■ Task to carry out:
Everything in the listing should be restated word for word.

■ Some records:
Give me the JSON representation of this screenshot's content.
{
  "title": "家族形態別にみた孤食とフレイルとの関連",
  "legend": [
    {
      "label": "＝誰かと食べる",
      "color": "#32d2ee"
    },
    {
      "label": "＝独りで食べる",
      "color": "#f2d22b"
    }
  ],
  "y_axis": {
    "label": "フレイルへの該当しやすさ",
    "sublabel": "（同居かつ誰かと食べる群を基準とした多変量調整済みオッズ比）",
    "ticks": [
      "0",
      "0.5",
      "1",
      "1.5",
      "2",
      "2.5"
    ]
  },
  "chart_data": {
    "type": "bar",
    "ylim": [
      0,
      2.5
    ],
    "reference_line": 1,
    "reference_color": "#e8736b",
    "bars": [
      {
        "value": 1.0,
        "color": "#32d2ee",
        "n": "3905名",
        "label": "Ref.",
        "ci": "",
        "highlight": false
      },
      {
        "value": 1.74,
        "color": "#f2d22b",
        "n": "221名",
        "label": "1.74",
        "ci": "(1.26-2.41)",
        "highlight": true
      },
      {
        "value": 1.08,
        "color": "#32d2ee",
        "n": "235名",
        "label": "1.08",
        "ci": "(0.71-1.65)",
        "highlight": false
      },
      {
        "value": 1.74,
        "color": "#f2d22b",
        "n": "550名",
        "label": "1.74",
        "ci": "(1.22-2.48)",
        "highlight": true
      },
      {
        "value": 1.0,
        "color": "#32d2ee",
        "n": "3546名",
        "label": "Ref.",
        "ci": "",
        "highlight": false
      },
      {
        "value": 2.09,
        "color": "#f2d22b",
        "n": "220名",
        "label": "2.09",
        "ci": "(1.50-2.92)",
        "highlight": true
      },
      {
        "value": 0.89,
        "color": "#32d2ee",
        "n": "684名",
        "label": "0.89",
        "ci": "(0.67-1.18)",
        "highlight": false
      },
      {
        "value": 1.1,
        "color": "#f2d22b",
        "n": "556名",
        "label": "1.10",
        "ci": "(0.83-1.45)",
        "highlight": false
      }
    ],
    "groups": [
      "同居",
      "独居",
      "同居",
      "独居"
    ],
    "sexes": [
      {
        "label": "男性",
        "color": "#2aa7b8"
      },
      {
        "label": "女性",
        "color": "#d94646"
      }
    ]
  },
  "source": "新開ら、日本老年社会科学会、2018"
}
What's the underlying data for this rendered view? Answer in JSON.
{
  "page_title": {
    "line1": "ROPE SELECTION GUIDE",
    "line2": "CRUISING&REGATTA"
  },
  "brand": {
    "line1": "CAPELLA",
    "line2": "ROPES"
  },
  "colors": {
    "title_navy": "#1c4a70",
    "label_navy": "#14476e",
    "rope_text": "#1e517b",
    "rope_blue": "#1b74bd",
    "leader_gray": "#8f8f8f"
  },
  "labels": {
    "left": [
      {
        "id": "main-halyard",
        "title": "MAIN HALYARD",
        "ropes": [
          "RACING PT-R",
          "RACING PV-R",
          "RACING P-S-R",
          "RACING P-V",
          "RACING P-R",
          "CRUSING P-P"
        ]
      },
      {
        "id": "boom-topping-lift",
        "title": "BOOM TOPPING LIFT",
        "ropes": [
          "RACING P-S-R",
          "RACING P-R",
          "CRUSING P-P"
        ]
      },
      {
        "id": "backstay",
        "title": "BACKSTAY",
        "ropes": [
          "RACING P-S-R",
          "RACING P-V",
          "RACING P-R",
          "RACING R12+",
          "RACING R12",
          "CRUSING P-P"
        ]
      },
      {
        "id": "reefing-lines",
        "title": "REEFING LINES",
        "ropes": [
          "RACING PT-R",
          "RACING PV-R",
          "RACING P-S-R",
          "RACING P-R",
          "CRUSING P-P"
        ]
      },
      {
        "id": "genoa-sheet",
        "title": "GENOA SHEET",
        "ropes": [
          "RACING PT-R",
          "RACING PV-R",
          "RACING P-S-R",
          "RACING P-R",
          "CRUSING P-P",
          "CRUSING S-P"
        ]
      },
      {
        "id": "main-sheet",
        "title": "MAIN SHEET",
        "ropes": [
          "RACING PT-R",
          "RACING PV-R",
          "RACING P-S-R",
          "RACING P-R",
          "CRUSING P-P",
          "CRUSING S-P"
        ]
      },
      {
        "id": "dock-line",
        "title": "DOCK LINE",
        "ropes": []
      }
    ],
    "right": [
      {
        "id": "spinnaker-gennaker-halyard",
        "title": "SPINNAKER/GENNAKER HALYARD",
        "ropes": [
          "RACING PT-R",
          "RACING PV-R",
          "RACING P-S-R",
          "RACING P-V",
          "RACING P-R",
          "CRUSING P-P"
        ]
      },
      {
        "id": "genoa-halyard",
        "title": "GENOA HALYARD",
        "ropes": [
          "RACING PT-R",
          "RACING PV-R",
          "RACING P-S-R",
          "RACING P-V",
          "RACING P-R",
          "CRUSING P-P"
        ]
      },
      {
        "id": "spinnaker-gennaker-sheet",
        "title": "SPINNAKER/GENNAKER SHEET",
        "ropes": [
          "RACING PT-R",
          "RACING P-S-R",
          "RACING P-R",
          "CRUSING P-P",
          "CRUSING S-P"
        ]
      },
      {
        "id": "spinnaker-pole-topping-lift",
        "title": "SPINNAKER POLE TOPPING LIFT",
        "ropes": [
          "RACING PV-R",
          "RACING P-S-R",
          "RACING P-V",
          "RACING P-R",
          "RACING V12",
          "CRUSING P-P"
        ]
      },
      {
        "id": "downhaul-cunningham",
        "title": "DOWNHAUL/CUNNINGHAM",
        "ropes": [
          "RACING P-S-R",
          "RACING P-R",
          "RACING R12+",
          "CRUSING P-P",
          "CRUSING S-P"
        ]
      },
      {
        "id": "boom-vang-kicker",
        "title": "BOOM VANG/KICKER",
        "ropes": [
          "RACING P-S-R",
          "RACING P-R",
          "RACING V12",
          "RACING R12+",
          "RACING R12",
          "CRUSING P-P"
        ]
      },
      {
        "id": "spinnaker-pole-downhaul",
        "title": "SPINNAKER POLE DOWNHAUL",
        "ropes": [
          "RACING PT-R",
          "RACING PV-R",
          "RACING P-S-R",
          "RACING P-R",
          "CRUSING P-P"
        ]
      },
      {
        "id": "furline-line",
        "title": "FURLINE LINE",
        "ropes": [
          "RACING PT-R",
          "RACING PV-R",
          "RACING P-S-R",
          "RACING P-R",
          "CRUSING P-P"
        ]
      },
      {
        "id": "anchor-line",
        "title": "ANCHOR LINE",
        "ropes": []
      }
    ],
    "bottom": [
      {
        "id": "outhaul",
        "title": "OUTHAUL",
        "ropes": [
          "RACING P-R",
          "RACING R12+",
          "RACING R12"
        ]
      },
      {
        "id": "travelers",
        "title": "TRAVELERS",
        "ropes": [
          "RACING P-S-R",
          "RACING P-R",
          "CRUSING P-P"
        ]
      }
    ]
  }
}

■ Task solution:
Give me the JSON representation of this screenshot's content.
{
  "title": "家族形態別にみた孤食とフレイルとの関連",
  "legend": [
    {
      "label": "＝誰かと食べる",
      "color": "#32d2ee"
    },
    {
      "label": "＝独りで食べる",
      "color": "#f2d22b"
    }
  ],
  "y_axis": {
    "label": "フレイルへの該当しやすさ",
    "sublabel": "（同居かつ誰かと食べる群を基準とした多変量調整済みオッズ比）",
    "ticks": [
      "0",
      "0.5",
      "1",
      "1.5",
      "2",
      "2.5"
    ]
  },
  "chart_data": {
    "type": "bar",
    "ylim": [
      0,
      2.5
    ],
    "reference_line": 1,
    "reference_color": "#e8736b",
    "bars": [
      {
        "value": 1.0,
        "color": "#32d2ee",
        "n": "3905名",
        "label": "Ref.",
        "ci": "",
        "highlight": false
      },
      {
        "value": 1.74,
        "color": "#f2d22b",
        "n": "221名",
        "label": "1.74",
        "ci": "(1.26-2.41)",
        "highlight": true
      },
      {
        "value": 1.08,
        "color": "#32d2ee",
        "n": "235名",
        "label": "1.08",
        "ci": "(0.71-1.65)",
        "highlight": false
      },
      {
        "value": 1.74,
        "color": "#f2d22b",
        "n": "550名",
        "label": "1.74",
        "ci": "(1.22-2.48)",
        "highlight": true
      },
      {
        "value": 1.0,
        "color": "#32d2ee",
        "n": "3546名",
        "label": "Ref.",
        "ci": "",
        "highlight": false
      },
      {
        "value": 2.09,
        "color": "#f2d22b",
        "n": "220名",
        "label": "2.09",
        "ci": "(1.50-2.92)",
        "highlight": true
      },
      {
        "value": 0.89,
        "color": "#32d2ee",
        "n": "684名",
        "label": "0.89",
        "ci": "(0.67-1.18)",
        "highlight": false
      },
      {
        "value": 1.1,
        "color": "#f2d22b",
        "n": "556名",
        "label": "1.10",
        "ci": "(0.83-1.45)",
        "highlight": false
      }
    ],
    "groups": [
      "同居",
      "独居",
      "同居",
      "独居"
    ],
    "sexes": [
      {
        "label": "男性",
        "color": "#2aa7b8"
      },
      {
        "label": "女性",
        "color": "#d94646"
      }
    ]
  },
  "source": "新開ら、日本老年社会科学会、2018"
}
What's the underlying data for this rendered view? Answer in JSON.
{
  "page_title": {
    "line1": "ROPE SELECTION GUIDE",
    "line2": "CRUISING&REGATTA"
  },
  "brand": {
    "line1": "CAPELLA",
    "line2": "ROPES"
  },
  "colors": {
    "title_navy": "#1c4a70",
    "label_navy": "#14476e",
    "rope_text": "#1e517b",
    "rope_blue": "#1b74bd",
    "leader_gray": "#8f8f8f"
  },
  "labels": {
    "left": [
      {
        "id": "main-halyard",
        "title": "MAIN HALYARD",
        "ropes": [
          "RACING PT-R",
          "RACING PV-R",
          "RACING P-S-R",
          "RACING P-V",
          "RACING P-R",
          "CRUSING P-P"
        ]
      },
      {
        "id": "boom-topping-lift",
        "title": "BOOM TOPPING LIFT",
        "ropes": [
          "RACING P-S-R",
          "RACING P-R",
          "CRUSING P-P"
        ]
      },
      {
        "id": "backstay",
        "title": "BACKSTAY",
        "ropes": [
          "RACING P-S-R",
          "RACING P-V",
          "RACING P-R",
          "RACING R12+",
          "RACING R12",
          "CRUSING P-P"
        ]
      },
      {
        "id": "reefing-lines",
        "title": "REEFING LINES",
        "ropes": [
          "RACING PT-R",
          "RACING PV-R",
          "RACING P-S-R",
          "RACING P-R",
          "CRUSING P-P"
        ]
      },
      {
        "id": "genoa-sheet",
        "title": "GENOA SHEET",
        "ropes": [
          "RACING PT-R",
          "RACING PV-R",
          "RACING P-S-R",
          "RACING P-R",
          "CRUSING P-P",
          "CRUSING S-P"
        ]
      },
      {
        "id": "main-sheet",
        "title": "MAIN SHEET",
        "ropes": [
          "RACING PT-R",
          "RACING PV-R",
          "RACING P-S-R",
          "RACING P-R",
          "CRUSING P-P",
          "CRUSING S-P"
        ]
      },
      {
        "id": "dock-line",
        "title": "DOCK LINE",
        "ropes": []
      }
    ],
    "right": [
      {
        "id": "spinnaker-gennaker-halyard",
        "title": "SPINNAKER/GENNAKER HALYARD",
        "ropes": [
          "RACING PT-R",
          "RACING PV-R",
          "RACING P-S-R",
          "RACING P-V",
          "RACING P-R",
          "CRUSING P-P"
        ]
      },
      {
        "id": "genoa-halyard",
        "title": "GENOA HALYARD",
        "ropes": [
          "RACING PT-R",
          "RACING PV-R",
          "RACING P-S-R",
          "RACING P-V",
          "RACING P-R",
          "CRUSING P-P"
        ]
      },
      {
        "id": "spinnaker-gennaker-sheet",
        "title": "SPINNAKER/GENNAKER SHEET",
        "ropes": [
          "RACING PT-R",
          "RACING P-S-R",
          "RACING P-R",
          "CRUSING P-P",
          "CRUSING S-P"
        ]
      },
      {
        "id": "spinnaker-pole-topping-lift",
        "title": "SPINNAKER POLE TOPPING LIFT",
        "ropes": [
          "RACING PV-R",
          "RACING P-S-R",
          "RACING P-V",
          "RACING P-R",
          "RACING V12",
          "CRUSING P-P"
        ]
      },
      {
        "id": "downhaul-cunningham",
        "title": "DOWNHAUL/CUNNINGHAM",
        "ropes": [
          "RACING P-S-R",
          "RACING P-R",
          "RACING R12+",
          "CRUSING P-P",
          "CRUSING S-P"
        ]
      },
      {
        "id": "boom-vang-kicker",
        "title": "BOOM VANG/KICKER",
        "ropes": [
          "RACING P-S-R",
          "RACING P-R",
          "RACING V12",
          "RACING R12+",
          "RACING R12",
          "CRUSING P-P"
        ]
      },
      {
        "id": "spinnaker-pole-downhaul",
        "title": "SPINNAKER POLE DOWNHAUL",
        "ropes": [
          "RACING PT-R",
          "RACING PV-R",
          "RACING P-S-R",
          "RACING P-R",
          "CRUSING P-P"
        ]
      },
      {
        "id": "furline-line",
        "title": "FURLINE LINE",
        "ropes": [
          "RACING PT-R",
          "RACING PV-R",
          "RACING P-S-R",
          "RACING P-R",
          "CRUSING P-P"
        ]
      },
      {
        "id": "anchor-line",
        "title": "ANCHOR LINE",
        "ropes": []
      }
    ],
    "bottom": [
      {
        "id": "outhaul",
        "title": "OUTHAUL",
        "ropes": [
          "RACING P-R",
          "RACING R12+",
          "RACING R12"
        ]
      },
      {
        "id": "travelers",
        "title": "TRAVELERS",
        "ropes": [
          "RACING P-S-R",
          "RACING P-R",
          "CRUSING P-P"
        ]
      }
    ]
  }
}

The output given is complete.